**GIVEN DATA**
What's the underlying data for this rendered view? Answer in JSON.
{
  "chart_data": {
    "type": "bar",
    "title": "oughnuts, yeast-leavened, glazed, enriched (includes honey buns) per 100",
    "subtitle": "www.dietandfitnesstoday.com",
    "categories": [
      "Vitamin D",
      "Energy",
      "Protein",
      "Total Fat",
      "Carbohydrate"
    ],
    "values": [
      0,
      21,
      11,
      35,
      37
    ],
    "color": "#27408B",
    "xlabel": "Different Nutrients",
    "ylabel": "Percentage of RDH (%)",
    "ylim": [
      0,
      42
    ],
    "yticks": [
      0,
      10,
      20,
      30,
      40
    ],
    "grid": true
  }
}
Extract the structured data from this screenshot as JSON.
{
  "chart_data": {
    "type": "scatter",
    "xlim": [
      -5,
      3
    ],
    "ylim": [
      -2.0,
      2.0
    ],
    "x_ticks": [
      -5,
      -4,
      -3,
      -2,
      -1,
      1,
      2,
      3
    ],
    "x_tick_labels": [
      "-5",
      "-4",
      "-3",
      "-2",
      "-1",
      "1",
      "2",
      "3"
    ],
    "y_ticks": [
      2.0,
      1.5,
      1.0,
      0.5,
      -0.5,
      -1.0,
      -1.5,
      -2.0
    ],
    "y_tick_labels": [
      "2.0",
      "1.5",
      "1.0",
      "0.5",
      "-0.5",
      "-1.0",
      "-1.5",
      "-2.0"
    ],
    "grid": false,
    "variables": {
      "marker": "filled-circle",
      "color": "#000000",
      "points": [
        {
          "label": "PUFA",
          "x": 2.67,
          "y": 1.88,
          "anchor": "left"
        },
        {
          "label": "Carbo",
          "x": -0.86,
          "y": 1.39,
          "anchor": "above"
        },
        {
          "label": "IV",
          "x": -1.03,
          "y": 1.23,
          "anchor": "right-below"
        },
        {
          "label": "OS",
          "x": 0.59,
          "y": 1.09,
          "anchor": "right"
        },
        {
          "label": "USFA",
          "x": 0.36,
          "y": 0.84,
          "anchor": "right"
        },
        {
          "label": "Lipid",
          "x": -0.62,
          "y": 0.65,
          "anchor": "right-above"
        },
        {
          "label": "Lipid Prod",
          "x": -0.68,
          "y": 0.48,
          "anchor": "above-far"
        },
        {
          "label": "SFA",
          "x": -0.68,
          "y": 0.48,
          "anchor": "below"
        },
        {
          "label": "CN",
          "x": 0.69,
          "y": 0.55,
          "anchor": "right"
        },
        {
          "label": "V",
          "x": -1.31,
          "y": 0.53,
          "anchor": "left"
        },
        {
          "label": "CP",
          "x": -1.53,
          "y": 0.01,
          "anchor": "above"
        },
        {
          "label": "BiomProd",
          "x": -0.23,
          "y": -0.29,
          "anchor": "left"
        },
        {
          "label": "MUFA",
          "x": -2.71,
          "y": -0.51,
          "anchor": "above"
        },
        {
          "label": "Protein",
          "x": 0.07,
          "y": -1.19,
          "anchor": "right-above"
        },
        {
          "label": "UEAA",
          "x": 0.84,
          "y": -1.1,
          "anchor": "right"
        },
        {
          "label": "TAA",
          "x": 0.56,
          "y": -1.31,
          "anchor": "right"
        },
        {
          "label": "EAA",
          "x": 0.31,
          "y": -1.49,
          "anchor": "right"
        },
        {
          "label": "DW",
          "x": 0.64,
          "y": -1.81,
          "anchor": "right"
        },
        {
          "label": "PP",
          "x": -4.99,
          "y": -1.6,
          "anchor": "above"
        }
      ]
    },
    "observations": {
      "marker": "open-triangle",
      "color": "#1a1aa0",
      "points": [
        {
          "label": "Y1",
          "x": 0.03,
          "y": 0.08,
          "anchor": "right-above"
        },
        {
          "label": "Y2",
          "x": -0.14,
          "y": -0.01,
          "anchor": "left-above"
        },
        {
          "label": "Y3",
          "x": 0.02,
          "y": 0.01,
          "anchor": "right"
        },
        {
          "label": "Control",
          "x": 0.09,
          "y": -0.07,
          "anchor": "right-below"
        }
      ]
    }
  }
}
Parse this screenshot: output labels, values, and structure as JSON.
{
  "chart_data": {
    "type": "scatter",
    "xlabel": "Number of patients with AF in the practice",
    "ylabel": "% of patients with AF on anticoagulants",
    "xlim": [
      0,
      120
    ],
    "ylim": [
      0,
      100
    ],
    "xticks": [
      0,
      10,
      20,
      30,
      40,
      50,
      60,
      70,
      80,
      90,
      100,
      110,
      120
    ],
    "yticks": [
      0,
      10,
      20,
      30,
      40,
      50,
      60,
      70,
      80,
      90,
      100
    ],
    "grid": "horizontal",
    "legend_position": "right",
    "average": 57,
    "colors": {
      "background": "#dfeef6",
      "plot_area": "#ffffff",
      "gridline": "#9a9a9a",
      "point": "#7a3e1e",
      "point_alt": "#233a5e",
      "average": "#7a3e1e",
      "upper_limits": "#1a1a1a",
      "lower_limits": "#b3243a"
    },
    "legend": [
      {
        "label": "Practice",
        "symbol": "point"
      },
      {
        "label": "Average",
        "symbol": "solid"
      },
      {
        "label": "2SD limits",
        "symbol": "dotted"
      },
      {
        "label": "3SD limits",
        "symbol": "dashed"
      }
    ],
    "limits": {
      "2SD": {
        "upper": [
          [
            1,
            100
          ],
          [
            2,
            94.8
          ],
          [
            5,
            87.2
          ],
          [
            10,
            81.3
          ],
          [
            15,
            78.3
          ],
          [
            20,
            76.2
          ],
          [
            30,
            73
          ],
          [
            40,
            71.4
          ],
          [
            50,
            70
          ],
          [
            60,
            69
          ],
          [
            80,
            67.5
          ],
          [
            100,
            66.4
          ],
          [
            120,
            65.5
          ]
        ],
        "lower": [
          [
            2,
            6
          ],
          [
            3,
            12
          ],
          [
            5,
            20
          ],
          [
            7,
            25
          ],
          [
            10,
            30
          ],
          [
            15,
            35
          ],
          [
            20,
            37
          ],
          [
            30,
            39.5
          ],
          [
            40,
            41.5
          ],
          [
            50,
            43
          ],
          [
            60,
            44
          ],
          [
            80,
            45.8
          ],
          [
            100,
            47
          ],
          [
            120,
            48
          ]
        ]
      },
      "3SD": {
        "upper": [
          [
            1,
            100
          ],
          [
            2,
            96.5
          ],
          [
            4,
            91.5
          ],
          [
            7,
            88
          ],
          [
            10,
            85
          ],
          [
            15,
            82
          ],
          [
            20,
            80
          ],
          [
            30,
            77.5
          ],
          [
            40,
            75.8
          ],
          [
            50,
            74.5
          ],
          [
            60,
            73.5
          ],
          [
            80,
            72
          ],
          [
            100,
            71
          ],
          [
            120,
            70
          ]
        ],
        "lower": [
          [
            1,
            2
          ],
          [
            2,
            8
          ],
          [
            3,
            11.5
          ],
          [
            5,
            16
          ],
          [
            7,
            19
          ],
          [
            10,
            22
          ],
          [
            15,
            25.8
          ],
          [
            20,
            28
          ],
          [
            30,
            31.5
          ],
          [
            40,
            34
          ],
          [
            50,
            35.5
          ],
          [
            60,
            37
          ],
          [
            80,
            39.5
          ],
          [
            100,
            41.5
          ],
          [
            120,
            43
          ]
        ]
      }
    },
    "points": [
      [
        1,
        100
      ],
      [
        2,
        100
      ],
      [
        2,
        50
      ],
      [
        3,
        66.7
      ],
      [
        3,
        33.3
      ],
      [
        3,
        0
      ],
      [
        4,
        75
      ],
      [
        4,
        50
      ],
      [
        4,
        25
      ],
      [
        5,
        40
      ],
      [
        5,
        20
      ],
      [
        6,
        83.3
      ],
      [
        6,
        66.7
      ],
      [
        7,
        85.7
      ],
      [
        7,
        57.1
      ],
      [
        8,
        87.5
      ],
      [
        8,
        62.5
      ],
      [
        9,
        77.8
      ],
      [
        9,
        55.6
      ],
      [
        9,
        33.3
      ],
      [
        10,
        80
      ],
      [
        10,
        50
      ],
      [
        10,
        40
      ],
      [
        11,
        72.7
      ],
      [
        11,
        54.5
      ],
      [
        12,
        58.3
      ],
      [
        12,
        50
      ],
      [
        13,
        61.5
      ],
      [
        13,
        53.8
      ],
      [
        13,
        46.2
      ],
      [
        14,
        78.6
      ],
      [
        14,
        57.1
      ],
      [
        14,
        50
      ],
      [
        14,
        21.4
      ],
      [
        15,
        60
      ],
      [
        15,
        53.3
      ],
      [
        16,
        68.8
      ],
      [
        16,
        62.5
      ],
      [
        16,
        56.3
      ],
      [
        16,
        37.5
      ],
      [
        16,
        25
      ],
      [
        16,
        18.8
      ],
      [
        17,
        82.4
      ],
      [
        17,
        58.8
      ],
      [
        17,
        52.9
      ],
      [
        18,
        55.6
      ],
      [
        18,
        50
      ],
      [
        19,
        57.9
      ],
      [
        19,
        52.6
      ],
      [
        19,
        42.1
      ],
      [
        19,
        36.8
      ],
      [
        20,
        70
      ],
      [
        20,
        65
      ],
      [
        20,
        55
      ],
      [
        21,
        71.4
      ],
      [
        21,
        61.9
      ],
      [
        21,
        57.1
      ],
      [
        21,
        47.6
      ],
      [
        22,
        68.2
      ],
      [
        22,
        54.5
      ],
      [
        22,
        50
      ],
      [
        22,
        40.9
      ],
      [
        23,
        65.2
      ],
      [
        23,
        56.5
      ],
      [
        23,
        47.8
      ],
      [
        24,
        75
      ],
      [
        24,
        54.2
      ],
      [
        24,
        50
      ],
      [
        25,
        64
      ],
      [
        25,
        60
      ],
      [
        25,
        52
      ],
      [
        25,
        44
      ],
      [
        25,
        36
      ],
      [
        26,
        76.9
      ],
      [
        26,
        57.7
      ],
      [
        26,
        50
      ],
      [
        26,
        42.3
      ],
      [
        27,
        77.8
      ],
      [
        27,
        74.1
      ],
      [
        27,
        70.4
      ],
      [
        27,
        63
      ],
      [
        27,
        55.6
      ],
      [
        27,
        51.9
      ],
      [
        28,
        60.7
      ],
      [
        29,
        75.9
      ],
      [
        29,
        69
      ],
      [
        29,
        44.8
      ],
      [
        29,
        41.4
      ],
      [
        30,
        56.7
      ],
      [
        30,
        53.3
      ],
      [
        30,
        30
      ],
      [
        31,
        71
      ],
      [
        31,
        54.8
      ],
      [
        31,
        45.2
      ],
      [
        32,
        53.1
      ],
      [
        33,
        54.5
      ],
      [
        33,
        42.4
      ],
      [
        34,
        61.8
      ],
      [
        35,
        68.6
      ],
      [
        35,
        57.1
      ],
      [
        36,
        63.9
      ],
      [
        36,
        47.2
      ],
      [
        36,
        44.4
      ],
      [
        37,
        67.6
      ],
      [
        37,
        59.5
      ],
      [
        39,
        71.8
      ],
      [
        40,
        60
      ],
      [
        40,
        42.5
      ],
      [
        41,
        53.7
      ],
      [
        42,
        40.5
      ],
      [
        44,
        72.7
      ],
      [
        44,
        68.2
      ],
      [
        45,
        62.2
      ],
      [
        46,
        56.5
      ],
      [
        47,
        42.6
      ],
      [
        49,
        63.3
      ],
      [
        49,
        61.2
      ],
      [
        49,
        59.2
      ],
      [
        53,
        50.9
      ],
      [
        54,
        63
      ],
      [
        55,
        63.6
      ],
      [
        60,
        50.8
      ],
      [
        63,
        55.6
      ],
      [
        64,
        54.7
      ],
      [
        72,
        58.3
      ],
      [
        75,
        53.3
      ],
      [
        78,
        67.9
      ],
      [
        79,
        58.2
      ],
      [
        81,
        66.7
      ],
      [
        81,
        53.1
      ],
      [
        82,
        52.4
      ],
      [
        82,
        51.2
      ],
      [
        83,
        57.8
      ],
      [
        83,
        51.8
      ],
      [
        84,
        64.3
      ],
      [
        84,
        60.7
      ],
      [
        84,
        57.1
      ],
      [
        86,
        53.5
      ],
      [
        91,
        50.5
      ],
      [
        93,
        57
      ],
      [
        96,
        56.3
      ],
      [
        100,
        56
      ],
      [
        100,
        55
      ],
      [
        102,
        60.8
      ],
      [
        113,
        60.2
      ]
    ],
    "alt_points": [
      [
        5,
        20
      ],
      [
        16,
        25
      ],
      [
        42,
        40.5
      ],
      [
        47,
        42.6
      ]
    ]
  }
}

**EXERCISE DETAILS**
Show each line of the material that includes the string "symbol" by copying it.

**RESULT FOR THIS EXERCISE**
        "symbol": "point"
        "symbol": "solid"
        "symbol": "dotted"
        "symbol": "dashed"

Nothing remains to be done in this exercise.